## WHAT THE TASK ASKS:
Read through the material below and find each line that has the word "ebenso"; copy it.

## MATERIAL PROVIDED:
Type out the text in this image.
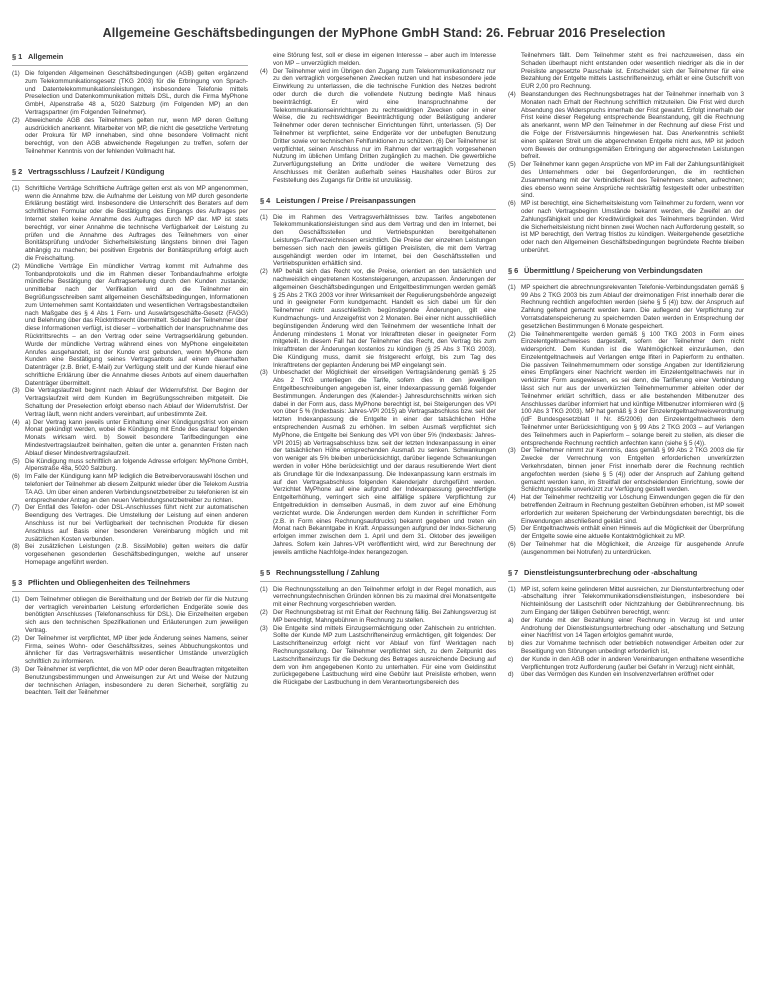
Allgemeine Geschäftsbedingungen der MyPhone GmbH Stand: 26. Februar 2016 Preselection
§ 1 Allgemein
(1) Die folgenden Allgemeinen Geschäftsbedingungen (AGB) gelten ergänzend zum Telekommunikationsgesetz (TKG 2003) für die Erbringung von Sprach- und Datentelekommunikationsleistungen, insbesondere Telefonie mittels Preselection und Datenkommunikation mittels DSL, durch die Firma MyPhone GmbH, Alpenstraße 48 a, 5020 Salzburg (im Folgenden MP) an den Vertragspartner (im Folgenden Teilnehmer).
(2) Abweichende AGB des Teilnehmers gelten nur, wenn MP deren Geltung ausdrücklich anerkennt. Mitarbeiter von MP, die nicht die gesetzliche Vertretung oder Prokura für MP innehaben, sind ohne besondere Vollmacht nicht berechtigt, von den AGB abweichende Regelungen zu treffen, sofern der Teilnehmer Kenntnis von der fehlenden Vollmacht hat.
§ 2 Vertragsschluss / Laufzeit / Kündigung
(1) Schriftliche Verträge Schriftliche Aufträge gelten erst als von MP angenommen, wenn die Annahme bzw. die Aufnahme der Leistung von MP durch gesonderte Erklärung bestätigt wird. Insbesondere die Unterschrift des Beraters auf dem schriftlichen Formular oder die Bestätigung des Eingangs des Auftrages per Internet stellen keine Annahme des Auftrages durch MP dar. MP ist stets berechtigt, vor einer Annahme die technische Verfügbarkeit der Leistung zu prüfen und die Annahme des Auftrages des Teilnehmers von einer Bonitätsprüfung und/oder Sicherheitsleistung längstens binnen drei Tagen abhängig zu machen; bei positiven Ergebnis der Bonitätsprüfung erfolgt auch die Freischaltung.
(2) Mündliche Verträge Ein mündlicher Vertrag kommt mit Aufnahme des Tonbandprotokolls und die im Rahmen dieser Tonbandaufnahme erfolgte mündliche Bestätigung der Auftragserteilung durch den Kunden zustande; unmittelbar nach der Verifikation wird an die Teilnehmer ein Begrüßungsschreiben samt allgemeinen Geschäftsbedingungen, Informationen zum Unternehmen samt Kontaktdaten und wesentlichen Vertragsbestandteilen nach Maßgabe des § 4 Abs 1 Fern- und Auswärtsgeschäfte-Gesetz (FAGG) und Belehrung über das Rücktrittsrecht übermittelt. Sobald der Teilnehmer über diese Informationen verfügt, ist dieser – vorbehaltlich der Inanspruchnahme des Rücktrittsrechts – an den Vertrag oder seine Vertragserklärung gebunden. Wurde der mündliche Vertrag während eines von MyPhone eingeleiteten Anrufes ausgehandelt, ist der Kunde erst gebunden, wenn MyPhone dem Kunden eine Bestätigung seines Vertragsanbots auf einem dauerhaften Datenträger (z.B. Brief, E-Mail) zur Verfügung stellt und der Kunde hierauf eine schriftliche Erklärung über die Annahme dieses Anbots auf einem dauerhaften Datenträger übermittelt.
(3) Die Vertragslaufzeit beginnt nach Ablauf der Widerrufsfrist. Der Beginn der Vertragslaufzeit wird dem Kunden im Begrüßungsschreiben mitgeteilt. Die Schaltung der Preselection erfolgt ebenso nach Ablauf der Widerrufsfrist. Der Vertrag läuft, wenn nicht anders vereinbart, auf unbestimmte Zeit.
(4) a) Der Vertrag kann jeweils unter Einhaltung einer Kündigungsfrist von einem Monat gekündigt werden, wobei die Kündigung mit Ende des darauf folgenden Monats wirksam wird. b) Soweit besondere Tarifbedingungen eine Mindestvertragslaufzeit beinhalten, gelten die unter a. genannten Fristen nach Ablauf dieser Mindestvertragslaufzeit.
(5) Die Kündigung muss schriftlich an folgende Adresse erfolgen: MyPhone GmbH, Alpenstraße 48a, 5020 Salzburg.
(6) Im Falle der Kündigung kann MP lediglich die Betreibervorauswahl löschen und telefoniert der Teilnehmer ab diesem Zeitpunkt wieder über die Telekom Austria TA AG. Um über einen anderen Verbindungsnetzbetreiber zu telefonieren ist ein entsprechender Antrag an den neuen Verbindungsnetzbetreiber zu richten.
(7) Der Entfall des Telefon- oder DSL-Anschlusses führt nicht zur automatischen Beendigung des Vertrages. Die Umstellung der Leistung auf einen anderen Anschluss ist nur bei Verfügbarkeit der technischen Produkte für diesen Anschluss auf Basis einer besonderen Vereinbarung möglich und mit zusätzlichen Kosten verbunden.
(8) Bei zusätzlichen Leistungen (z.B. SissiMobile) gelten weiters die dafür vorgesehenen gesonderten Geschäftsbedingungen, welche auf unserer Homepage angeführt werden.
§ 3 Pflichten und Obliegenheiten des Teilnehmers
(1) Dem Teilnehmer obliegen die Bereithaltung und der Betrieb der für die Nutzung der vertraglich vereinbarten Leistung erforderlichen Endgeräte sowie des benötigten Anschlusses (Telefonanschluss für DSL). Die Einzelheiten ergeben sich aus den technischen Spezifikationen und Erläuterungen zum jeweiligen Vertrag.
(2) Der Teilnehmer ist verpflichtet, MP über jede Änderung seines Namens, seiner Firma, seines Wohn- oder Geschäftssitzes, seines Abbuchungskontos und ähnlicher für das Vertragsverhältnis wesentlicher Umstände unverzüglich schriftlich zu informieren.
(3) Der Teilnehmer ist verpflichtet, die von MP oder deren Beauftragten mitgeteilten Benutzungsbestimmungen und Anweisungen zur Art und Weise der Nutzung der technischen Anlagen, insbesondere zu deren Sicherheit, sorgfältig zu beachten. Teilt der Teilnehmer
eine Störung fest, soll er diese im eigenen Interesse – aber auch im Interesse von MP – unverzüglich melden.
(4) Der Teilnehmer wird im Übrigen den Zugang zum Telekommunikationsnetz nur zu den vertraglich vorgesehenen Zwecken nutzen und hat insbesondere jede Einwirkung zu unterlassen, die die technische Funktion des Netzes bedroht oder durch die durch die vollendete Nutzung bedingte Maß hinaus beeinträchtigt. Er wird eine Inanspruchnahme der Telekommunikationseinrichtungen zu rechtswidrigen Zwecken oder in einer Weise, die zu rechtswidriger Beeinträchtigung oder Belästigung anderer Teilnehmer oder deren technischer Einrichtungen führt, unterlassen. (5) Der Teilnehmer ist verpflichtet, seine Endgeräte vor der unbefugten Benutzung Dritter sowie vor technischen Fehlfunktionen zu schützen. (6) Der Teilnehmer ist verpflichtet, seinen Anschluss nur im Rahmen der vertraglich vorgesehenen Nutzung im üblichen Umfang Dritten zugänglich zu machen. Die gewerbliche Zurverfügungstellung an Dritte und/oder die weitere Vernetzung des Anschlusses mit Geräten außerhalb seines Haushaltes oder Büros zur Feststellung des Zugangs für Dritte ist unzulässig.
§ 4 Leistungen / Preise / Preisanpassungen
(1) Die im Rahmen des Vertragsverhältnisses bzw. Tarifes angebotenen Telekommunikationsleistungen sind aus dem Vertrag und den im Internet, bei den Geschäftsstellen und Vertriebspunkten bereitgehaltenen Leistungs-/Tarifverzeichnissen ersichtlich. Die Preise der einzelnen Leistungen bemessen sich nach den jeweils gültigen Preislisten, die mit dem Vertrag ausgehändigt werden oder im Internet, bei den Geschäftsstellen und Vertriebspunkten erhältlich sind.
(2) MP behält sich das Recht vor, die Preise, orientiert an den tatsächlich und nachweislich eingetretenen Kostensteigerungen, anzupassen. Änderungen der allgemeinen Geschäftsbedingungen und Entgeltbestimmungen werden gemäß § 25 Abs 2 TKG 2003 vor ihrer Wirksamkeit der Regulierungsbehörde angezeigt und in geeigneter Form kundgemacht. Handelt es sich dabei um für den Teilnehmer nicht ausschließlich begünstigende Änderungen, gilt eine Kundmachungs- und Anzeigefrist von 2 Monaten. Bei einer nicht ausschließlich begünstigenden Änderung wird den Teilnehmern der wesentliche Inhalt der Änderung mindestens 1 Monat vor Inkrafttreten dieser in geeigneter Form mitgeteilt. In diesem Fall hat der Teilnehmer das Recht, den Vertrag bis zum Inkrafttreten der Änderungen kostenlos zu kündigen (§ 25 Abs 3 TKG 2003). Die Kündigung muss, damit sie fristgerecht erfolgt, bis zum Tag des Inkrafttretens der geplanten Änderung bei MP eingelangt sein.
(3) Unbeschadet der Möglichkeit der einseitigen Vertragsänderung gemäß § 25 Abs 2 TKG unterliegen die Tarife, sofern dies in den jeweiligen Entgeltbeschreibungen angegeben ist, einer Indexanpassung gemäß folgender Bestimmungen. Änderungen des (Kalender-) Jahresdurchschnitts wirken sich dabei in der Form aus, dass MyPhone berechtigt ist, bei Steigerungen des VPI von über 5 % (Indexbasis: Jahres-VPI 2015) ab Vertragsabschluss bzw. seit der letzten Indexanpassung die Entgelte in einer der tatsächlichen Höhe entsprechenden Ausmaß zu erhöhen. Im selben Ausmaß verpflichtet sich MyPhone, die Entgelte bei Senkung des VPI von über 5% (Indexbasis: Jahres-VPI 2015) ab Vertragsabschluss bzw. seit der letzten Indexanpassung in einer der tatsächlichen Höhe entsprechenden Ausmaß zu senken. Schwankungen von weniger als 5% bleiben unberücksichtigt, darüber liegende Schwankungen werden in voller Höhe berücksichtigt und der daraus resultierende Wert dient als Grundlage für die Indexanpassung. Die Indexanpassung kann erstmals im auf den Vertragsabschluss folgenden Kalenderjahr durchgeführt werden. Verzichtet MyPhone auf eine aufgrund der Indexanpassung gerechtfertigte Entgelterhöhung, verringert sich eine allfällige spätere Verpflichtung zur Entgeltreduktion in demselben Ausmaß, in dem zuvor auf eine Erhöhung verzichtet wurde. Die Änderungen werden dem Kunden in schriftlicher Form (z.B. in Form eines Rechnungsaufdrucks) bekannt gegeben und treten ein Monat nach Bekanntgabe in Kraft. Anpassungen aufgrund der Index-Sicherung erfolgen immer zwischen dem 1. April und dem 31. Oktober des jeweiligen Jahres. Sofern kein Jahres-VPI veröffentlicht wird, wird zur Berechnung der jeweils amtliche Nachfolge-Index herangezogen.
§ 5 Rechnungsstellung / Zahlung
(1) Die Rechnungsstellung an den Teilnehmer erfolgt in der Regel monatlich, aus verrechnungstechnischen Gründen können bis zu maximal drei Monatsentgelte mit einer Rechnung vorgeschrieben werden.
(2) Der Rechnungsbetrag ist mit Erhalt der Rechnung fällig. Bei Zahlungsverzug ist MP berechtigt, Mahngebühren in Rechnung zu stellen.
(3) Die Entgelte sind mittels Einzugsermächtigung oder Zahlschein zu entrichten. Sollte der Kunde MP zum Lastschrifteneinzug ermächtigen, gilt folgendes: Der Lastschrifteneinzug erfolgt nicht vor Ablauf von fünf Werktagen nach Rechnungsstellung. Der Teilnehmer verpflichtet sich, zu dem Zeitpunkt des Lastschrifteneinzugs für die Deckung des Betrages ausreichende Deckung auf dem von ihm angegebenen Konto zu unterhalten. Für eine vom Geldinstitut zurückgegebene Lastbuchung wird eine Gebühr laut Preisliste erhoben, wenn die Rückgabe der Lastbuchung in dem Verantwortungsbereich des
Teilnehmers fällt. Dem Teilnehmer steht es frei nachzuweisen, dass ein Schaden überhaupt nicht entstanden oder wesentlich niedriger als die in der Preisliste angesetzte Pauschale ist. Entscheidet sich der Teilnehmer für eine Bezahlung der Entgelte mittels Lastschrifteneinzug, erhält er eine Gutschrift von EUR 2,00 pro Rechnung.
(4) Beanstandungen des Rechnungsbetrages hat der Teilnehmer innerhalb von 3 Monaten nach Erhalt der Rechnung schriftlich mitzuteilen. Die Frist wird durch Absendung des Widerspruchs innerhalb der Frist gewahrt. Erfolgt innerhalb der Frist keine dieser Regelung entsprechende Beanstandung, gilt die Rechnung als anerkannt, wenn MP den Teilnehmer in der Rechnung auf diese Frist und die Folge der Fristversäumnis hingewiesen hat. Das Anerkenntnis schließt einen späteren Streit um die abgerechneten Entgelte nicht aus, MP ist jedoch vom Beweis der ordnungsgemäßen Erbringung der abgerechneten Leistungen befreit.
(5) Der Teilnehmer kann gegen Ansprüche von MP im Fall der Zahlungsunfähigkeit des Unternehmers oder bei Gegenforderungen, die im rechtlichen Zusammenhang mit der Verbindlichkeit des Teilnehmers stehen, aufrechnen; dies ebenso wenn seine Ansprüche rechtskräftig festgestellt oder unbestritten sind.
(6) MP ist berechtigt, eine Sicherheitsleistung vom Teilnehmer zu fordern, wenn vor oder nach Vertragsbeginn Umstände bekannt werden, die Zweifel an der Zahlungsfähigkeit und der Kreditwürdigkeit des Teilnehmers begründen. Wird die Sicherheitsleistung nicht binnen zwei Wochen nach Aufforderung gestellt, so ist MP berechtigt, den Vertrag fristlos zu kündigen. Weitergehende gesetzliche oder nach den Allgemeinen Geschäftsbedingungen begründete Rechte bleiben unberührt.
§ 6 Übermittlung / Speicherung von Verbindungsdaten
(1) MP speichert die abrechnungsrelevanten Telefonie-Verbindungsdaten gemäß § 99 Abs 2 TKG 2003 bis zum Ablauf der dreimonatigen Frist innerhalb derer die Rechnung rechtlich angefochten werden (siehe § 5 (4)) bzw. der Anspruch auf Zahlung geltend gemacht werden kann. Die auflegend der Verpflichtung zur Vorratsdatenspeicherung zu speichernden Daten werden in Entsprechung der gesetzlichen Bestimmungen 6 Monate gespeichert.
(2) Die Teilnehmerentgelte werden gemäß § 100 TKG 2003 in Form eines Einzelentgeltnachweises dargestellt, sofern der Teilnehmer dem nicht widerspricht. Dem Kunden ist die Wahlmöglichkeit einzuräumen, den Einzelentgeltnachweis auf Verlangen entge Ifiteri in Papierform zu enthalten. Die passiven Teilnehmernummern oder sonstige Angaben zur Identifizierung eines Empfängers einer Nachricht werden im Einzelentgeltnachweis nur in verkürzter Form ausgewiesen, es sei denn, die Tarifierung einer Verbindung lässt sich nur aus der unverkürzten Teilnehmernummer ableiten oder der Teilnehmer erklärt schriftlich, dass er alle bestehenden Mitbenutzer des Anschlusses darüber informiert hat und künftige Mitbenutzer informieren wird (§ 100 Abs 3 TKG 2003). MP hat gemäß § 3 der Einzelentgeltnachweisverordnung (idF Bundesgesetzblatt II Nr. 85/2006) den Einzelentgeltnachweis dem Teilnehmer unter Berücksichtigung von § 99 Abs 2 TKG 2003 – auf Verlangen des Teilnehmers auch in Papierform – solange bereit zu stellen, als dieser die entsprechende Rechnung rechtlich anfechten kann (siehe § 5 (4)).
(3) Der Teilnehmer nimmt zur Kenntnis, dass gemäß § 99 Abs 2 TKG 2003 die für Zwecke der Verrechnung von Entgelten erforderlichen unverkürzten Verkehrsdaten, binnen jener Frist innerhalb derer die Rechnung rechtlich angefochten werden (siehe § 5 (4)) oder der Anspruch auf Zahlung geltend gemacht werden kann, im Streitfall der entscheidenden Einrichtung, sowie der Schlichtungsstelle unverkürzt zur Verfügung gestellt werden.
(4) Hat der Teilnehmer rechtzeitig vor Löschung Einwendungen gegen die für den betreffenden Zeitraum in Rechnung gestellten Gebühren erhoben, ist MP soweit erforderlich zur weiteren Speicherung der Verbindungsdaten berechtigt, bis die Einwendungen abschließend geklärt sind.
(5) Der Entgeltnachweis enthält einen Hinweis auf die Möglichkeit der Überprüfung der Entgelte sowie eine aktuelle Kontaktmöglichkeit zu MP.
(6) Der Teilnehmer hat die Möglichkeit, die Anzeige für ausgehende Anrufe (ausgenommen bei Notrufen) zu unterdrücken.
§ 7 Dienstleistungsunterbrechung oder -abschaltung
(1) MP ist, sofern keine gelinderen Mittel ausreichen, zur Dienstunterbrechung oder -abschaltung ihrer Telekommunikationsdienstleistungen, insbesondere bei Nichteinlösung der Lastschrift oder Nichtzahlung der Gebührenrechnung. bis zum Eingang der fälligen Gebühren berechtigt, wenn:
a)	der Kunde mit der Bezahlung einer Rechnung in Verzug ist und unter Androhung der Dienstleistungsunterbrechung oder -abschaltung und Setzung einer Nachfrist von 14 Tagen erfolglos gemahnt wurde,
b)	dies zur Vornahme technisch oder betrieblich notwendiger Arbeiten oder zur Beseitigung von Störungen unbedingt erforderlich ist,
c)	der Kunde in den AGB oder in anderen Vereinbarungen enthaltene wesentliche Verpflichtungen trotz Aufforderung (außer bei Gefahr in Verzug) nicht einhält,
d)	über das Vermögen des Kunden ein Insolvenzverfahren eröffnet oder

## COMPLETED EXERCISE:
(3) Die Vertragslaufzeit beginnt nach Ablauf der Widerrufsfrist. Der Beginn der Vertragslaufzeit wird dem Kunden im Begrüßungsschreiben mitgeteilt. Die Schaltung der Preselection erfolgt ebenso nach Ablauf der Widerrufsfrist. Der Vertrag läuft, wenn nicht anders vereinbart, auf unbestimmte Zeit.
(5) Der Teilnehmer kann gegen Ansprüche von MP im Fall der Zahlungsunfähigkeit des Unternehmers oder bei Gegenforderungen, die im rechtlichen Zusammenhang mit der Verbindlichkeit des Teilnehmers stehen, aufrechnen; dies ebenso wenn seine Ansprüche rechtskräftig festgestellt oder unbestritten sind.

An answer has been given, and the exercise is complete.